→ SOURCE:
_ _ _
Lectio divina

Une lectio divina est un commentaire biblique sous le mode d’une lecture spirituelle et priante. C’est une méditation sur les textes de l’Écriture Sainte proposés par l’Église pour la Messe du jour.

« ABBA, PAPA ! »

Solennité de NOËL Messe du jour ANNÉE B
Is.52, 7-10 Héb.1, 1-6 Jn.1, 1-18

    Ce jour de Noël est le jour où prend tout son sens la parole du Prologue de Jean : « Le Verbe s’est fait chair et il a habité parmi nous. » Certainement, pour nous chrétiens du XXI° siècle et de l’Occident, cette Parole ne doit pas résonner avec toutes ses harmoniques à nos oreilles. Nous sommes si assommés par les paroles ! Les paroles écrites des journaux, mais aussi celles de la télévision et des médias en tous genres qui remplissent nos vies, nos esprits et nos cœurs de peu de choses finalement…

 

« Au commencement était le Verbe… »

Bref le sens de la Parole pour nous s’est dissous à cause de cette multiplication du verbe. Mais remarquons comme les lectures de cette messe de Noël insistent sur cette Parole, sur ce Verbe. Le Verbe c’est la Parole, c’est la pensée. Nous sommes la religion du Livre ? Il faut plutôt dire que nous, les chrétiens enracinés sur le tronc de la religion juive, avons la religion de la Parole, de la Révélation !

Et pour comprendre le sens de ce Prologue de Jean (ou de ce passage de l’épître aux Hébreux) il faut revenir en arrière.

Il faut revenir à cette période si longue que fut la préparation de la venue du Messie que l’on appelle l’Ancienne Alliance et qui s’étend du péché d’Adam et d’Eve jusqu’à l’apparition de Marie.

Après le péché Adam se cache parce qu’il voit qu’il est nu. Est-ce bien Adam qui se cache, n’est-ce pas plutôt Dieu ? Ce qui est certain c’est qu’un grand silence s’établit sur la terre : Dieu se voile ou plus exactement Dieu n’est plus accessible. Et l’homme est en recherche de Dieu : Où es-tu ?

« Et le Verbe s’est fait chair… »

Le peuple nomade à partir d’Abraham jusqu’à Jean-Baptiste exprime bien cette recherche religieuse de l’homme, focalisée dans le peuple juif, peuple élu pour être le prototype de la relation de l’homme à Dieu. Mais nous retrouvons cette recherche religieuse dans tous les peuples et civilisations environnants. Le monde égyptien, le monde mazdéen, le monde de la Mésopotamie, le monde perse, le monde mède, le monde romain et grec, tout le monde connu (et fort intelligent !) est à la recherche de Dieu.

Et Dieu ne dit rien. Dieu se cache. Dieu s’est fait inaccessible.
_ _ _
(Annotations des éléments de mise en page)
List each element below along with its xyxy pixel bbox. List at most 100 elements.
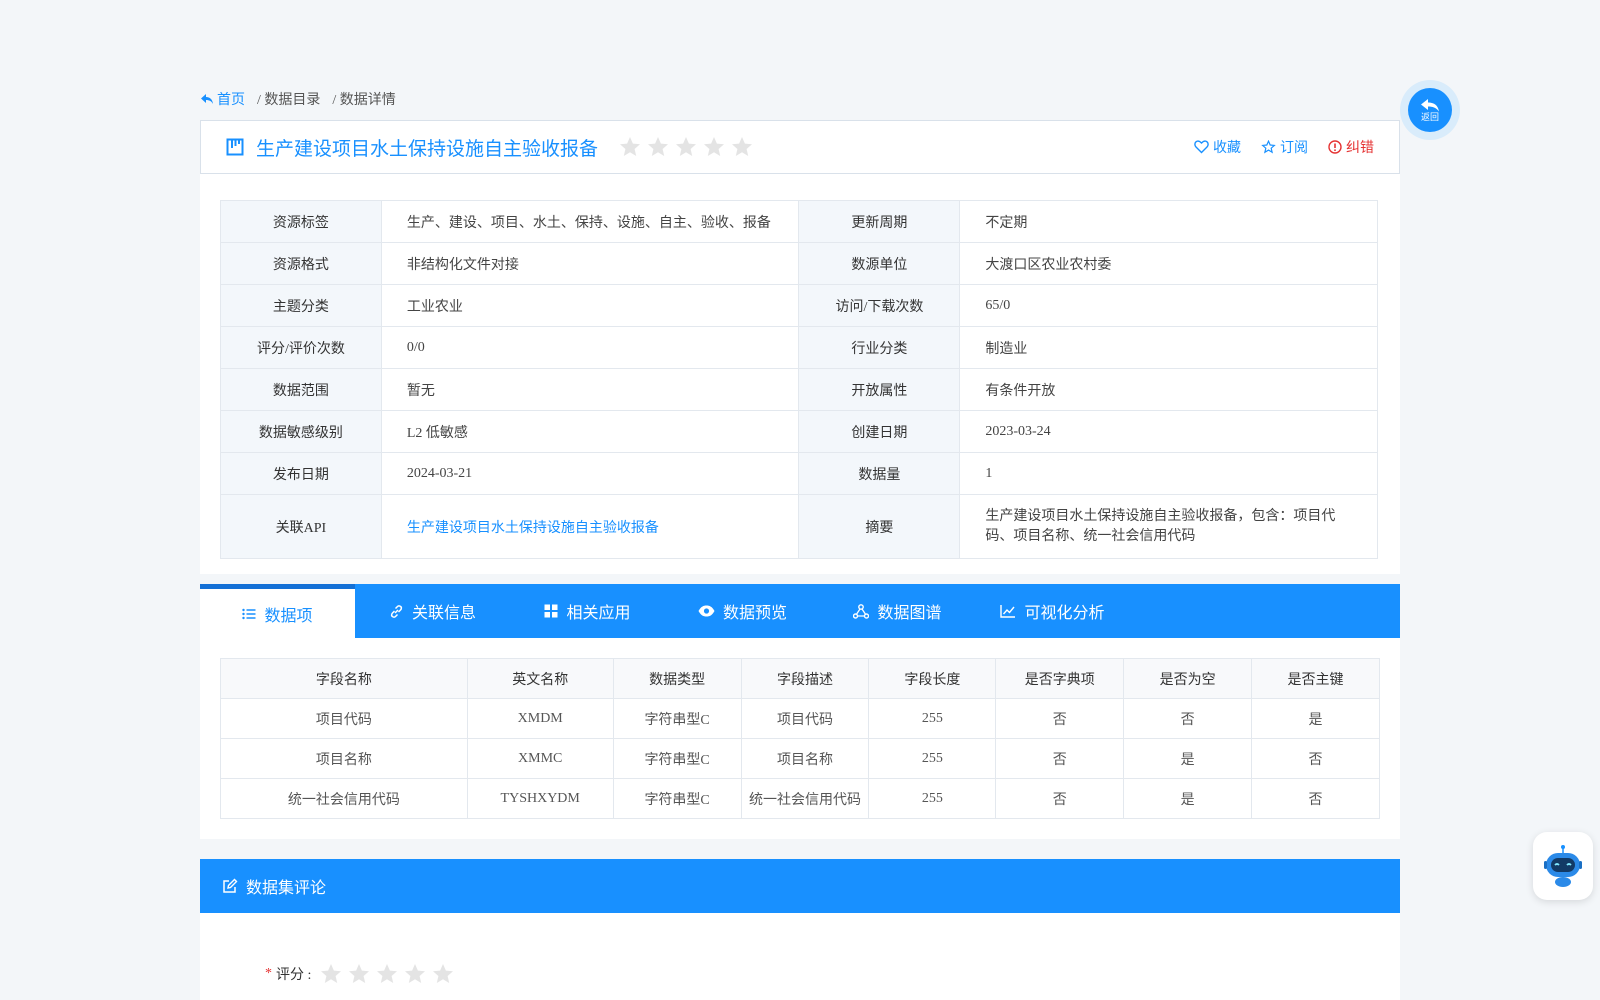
dataset-rating-stars[interactable]: [618, 135, 754, 159]
back-button[interactable]: 返回: [1400, 80, 1460, 140]
subscribe-label: 订阅: [1280, 141, 1308, 156]
info-row: 资源格式 非结构化文件对接 数源单位 大渡口区农业农村委: [220, 242, 1378, 285]
column-header: 数据类型: [612, 658, 742, 699]
alert-circle-icon: [1328, 140, 1342, 154]
table-cell: 否: [995, 738, 1125, 779]
star-icon[interactable]: [646, 135, 670, 159]
subscribe-button[interactable]: 订阅: [1261, 137, 1308, 157]
data-items-panel: 字段名称 英文名称 数据类型 字段描述 字段长度 是否字典项 是否为空 是否主键…: [200, 638, 1400, 839]
tab-related-apps[interactable]: 相关应用: [510, 584, 665, 638]
star-icon[interactable]: [347, 962, 371, 986]
star-icon[interactable]: [319, 962, 343, 986]
eye-icon: [698, 605, 715, 617]
breadcrumb-detail: / 数据详情: [332, 93, 396, 108]
tab-data-items[interactable]: 数据项: [200, 584, 355, 638]
info-key: 数据敏感级别: [220, 410, 382, 453]
back-label: 返回: [1420, 111, 1439, 122]
table-cell: 字符串型C: [612, 738, 742, 779]
list-icon: [242, 608, 256, 619]
favorite-label: 收藏: [1213, 141, 1241, 156]
star-icon[interactable]: [674, 135, 698, 159]
table-cell: 否: [1123, 698, 1253, 739]
table-cell: XMDM: [466, 698, 614, 739]
table-cell: 项目代码: [220, 698, 468, 739]
tab-visual-analysis[interactable]: 可视化分析: [975, 584, 1130, 638]
table-cell: 项目名称: [220, 738, 468, 779]
breadcrumb-catalog[interactable]: / 数据目录: [257, 89, 320, 109]
line-chart-icon: [1000, 605, 1016, 618]
tab-label: 关联信息: [411, 605, 476, 622]
tab-label: 可视化分析: [1024, 605, 1105, 622]
info-key: 资源格式: [220, 242, 382, 285]
grid-icon: [544, 604, 558, 618]
star-icon[interactable]: [403, 962, 427, 986]
info-key: 行业分类: [798, 326, 961, 369]
info-value-api: 生产建设项目水土保持设施自主验收报备: [380, 494, 800, 559]
info-value: 不定期: [959, 200, 1378, 243]
info-key: 访问/下载次数: [798, 284, 961, 327]
info-row: 关联API 生产建设项目水土保持设施自主验收报备 摘要 生产建设项目水土保持设施…: [220, 494, 1378, 559]
star-icon[interactable]: [730, 135, 754, 159]
star-icon[interactable]: [618, 135, 642, 159]
info-value: 大渡口区农业农村委: [959, 242, 1378, 285]
table-cell: 项目名称: [740, 738, 870, 779]
info-value: 暂无: [380, 368, 800, 411]
fields-header-row: 字段名称 英文名称 数据类型 字段描述 字段长度 是否字典项 是否为空 是否主键: [220, 658, 1380, 699]
info-key: 发布日期: [220, 452, 382, 495]
tab-data-graph[interactable]: 数据图谱: [820, 584, 975, 638]
back-arrow-icon: [201, 94, 213, 104]
report-error-button[interactable]: 纠错: [1328, 137, 1374, 157]
ai-assistant-button[interactable]: [1533, 832, 1593, 900]
detail-tabs: 数据项 关联信息 相关应用 数据预览 数据图谱 可视化分析: [200, 584, 1400, 638]
table-cell: 统一社会信用代码: [220, 778, 468, 819]
star-icon[interactable]: [431, 962, 455, 986]
comments-title: 数据集评论: [246, 880, 327, 897]
info-value: 生产、建设、项目、水土、保持、设施、自主、验收、报备: [380, 200, 800, 243]
graph-nodes-icon: [853, 603, 870, 619]
table-cell: TYSHXYDM: [466, 778, 614, 819]
star-icon[interactable]: [702, 135, 726, 159]
column-header: 是否字典项: [995, 658, 1125, 699]
column-header: 字段长度: [868, 658, 997, 699]
breadcrumb-home[interactable]: 首页: [200, 89, 245, 109]
table-row: 项目代码 XMDM 字符串型C 项目代码 255 否 否 是: [220, 698, 1380, 739]
info-value: 65/0: [959, 284, 1378, 327]
info-row: 数据范围 暂无 开放属性 有条件开放: [220, 368, 1378, 411]
catalog-icon: [226, 138, 244, 156]
info-row: 资源标签 生产、建设、项目、水土、保持、设施、自主、验收、报备 更新周期 不定期: [220, 200, 1378, 243]
star-outline-icon: [1261, 140, 1276, 154]
info-row: 主题分类 工业农业 访问/下载次数 65/0: [220, 284, 1378, 327]
tab-data-preview[interactable]: 数据预览: [665, 584, 820, 638]
info-value: 2024-03-21: [380, 452, 800, 495]
table-cell: 项目代码: [740, 698, 870, 739]
rating-label: 评分 :: [276, 968, 312, 983]
column-header: 是否主键: [1251, 658, 1380, 699]
table-cell: 否: [995, 698, 1125, 739]
info-key: 主题分类: [220, 284, 382, 327]
info-value: 0/0: [380, 326, 800, 369]
info-key: 评分/评价次数: [220, 326, 382, 369]
info-value: L2 低敏感: [380, 410, 800, 453]
table-cell: 255: [868, 698, 997, 739]
column-header: 英文名称: [466, 658, 614, 699]
dataset-title: 生产建设项目水土保持设施自主验收报备: [256, 138, 599, 160]
info-value: 有条件开放: [959, 368, 1378, 411]
info-value-summary: 生产建设项目水土保持设施自主验收报备，包含：项目代码、项目名称、统一社会信用代码: [959, 494, 1378, 559]
info-key: 数源单位: [798, 242, 961, 285]
info-value: 制造业: [959, 326, 1378, 369]
tab-related-info[interactable]: 关联信息: [355, 584, 510, 638]
info-row: 评分/评价次数 0/0 行业分类 制造业: [220, 326, 1378, 369]
info-key: 摘要: [798, 494, 961, 559]
comment-rating-stars[interactable]: [319, 962, 455, 986]
fields-table: 字段名称 英文名称 数据类型 字段描述 字段长度 是否字典项 是否为空 是否主键…: [220, 658, 1380, 819]
report-error-label: 纠错: [1346, 141, 1374, 156]
star-icon[interactable]: [375, 962, 399, 986]
info-value: 非结构化文件对接: [380, 242, 800, 285]
info-value: 工业农业: [380, 284, 800, 327]
related-api-link[interactable]: 生产建设项目水土保持设施自主验收报备: [407, 521, 659, 536]
table-row: 统一社会信用代码 TYSHXYDM 字符串型C 统一社会信用代码 255 否 是…: [220, 778, 1380, 819]
info-value: 2023-03-24: [959, 410, 1378, 453]
table-cell: 255: [868, 778, 997, 819]
robot-icon: [1544, 845, 1582, 887]
favorite-button[interactable]: 收藏: [1194, 137, 1241, 157]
_ _ _
→ CONSIGNE 1:
Citez la lectio divina de Noël depuis « Le peuple nomade » jusqu'à « recherche de Dieu. » inclus.
→ CONSIGNE 2:
Relevez toutes les références des lectures bibliques données pour la messe dans la lectio divina de Noël.
Les enregistrements n'interviennent pas ici.

→ RÉPONSE FINALE 1:
Le peuple nomade à partir d’Abraham jusqu’à Jean-Baptiste exprime bien cette recherche religieuse de l’homme, focalisée dans le peuple juif, peuple élu pour être le prototype de la relation de l’homme à Dieu. Mais nous retrouvons cette recherche religieuse dans tous les peuples et civilisations environnants. Le monde égyptien, le monde mazdéen, le monde de la Mésopotamie, le monde perse, le monde mède, le monde romain et grec, tout le monde connu (et fort intelligent !) est à la recherche de Dieu.

→ RÉPONSE FINALE 2:
- Is.52, 7-10
- Héb.1, 1-6
- Jn.1, 1-18